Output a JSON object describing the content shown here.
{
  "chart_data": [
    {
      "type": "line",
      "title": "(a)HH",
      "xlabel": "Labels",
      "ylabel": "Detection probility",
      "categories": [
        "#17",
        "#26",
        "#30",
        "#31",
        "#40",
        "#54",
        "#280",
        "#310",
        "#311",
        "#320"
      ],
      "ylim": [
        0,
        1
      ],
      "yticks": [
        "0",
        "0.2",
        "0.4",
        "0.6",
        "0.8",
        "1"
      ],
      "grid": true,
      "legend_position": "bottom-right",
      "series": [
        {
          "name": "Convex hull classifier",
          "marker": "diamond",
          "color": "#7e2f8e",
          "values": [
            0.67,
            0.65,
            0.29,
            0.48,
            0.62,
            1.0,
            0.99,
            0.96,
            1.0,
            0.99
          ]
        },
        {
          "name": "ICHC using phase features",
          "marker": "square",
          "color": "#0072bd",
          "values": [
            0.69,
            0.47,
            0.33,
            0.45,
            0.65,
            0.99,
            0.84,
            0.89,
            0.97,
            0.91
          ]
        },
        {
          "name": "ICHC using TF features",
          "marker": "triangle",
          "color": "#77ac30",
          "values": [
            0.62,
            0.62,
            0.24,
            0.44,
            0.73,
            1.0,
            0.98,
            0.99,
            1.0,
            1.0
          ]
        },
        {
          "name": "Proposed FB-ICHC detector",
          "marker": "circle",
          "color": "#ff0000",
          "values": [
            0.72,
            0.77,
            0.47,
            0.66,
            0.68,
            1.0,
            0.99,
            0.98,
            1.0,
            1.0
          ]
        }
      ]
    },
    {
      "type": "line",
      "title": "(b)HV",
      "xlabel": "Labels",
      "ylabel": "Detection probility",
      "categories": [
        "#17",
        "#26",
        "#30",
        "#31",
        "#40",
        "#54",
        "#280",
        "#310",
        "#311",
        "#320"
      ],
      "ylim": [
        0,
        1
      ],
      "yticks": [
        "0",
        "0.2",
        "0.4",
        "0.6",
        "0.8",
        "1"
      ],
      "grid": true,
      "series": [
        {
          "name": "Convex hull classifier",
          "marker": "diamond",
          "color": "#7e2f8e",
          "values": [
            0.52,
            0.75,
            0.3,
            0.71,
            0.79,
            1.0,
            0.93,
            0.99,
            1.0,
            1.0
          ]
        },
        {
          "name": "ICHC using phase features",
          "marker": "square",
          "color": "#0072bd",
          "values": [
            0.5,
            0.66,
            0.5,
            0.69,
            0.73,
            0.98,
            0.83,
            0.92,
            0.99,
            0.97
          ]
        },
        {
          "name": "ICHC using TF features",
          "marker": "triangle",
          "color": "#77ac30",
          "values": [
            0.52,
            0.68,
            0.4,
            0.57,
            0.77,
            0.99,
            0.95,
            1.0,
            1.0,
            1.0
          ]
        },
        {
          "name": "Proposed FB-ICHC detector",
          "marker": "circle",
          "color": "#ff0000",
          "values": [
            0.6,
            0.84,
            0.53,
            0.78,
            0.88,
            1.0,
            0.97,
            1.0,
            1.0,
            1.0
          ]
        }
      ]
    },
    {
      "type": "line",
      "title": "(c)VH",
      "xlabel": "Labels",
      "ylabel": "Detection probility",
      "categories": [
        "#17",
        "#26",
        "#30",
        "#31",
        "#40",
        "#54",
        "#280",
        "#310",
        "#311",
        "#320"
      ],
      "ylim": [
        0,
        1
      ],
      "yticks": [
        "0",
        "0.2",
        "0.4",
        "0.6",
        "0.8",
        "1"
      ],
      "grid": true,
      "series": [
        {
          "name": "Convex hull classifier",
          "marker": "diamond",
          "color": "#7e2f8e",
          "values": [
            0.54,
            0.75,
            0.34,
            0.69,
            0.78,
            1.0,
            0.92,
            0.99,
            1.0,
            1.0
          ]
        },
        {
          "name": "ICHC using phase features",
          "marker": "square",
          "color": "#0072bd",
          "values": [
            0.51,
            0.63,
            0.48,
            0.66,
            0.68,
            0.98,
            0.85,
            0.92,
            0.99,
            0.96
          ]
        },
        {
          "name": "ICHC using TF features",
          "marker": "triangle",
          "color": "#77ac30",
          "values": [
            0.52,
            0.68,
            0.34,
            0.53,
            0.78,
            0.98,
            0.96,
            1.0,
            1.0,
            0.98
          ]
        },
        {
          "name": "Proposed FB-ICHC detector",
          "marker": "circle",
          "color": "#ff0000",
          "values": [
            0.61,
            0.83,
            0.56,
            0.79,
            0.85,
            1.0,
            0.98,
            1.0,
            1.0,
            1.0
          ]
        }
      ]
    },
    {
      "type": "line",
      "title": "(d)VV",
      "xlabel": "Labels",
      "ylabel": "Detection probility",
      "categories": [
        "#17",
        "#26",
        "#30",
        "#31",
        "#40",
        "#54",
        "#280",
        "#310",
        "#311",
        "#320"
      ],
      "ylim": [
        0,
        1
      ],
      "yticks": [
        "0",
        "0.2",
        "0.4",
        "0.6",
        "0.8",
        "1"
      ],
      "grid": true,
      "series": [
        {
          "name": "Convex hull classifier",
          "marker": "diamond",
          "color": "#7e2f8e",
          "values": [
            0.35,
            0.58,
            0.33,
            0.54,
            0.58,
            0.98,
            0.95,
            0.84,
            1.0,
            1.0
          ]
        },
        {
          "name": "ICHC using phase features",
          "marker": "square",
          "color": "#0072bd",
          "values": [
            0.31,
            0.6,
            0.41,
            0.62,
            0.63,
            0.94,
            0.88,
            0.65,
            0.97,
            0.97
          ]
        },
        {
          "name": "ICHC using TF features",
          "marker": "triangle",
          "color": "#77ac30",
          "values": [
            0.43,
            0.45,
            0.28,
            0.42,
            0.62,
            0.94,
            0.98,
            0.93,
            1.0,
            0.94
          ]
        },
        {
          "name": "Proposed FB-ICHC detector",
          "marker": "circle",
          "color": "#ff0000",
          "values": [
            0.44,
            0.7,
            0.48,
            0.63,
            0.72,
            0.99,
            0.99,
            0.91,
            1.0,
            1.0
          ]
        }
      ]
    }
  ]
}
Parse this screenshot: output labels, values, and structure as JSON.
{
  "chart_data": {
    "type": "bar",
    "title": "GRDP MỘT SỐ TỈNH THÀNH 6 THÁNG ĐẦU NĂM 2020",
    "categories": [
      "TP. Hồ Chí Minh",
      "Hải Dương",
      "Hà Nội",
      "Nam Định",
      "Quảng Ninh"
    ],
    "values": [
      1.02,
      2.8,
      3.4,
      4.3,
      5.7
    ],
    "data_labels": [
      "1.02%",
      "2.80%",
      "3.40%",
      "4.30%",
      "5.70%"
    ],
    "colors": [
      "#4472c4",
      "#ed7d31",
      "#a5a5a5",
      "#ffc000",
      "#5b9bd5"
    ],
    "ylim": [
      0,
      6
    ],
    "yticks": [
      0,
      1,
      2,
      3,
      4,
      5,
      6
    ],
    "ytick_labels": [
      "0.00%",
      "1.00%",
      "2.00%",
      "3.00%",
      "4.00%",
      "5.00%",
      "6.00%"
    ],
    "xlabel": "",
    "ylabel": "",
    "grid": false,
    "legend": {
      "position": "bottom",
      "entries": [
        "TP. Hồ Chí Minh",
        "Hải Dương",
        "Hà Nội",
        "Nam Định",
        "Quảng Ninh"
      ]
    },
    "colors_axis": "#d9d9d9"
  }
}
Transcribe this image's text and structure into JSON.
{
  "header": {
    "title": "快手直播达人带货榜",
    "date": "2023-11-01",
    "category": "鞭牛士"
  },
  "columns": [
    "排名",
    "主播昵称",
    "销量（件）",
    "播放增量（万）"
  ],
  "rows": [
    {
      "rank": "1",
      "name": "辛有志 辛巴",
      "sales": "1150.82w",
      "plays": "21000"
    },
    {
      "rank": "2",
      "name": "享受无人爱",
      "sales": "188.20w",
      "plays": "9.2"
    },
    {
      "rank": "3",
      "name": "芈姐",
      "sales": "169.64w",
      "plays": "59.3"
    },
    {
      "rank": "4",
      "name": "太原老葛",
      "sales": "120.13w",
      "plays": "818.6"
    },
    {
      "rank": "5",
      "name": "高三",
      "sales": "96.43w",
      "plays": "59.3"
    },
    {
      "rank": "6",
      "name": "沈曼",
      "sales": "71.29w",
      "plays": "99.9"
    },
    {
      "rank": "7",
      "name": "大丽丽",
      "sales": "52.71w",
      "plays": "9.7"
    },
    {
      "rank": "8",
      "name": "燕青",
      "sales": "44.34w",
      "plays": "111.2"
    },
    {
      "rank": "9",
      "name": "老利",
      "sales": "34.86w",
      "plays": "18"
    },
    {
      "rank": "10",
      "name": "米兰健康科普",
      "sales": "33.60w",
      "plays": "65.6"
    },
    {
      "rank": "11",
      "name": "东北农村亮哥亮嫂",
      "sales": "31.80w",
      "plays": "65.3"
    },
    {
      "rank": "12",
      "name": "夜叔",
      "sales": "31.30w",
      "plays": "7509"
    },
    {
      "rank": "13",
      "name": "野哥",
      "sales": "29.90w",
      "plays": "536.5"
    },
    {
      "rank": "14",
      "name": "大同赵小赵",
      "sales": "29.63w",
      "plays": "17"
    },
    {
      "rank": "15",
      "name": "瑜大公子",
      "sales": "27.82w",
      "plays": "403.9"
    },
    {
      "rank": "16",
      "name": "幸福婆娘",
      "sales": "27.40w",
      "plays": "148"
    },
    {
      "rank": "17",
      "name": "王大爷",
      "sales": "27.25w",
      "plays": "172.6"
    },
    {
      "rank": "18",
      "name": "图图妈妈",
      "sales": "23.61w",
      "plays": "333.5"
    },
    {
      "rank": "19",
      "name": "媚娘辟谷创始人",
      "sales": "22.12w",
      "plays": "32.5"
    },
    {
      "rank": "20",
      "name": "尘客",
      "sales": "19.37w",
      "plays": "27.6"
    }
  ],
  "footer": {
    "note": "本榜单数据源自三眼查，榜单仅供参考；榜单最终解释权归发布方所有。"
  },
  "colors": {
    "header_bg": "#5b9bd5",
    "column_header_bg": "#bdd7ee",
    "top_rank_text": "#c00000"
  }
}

# Given request
In the entries above, find every line holding the word "this" and copy it out.

# Correct response
Parse this screenshot: output labels, values, and structure as JSON.
Transcribe this image's text and structure into JSON.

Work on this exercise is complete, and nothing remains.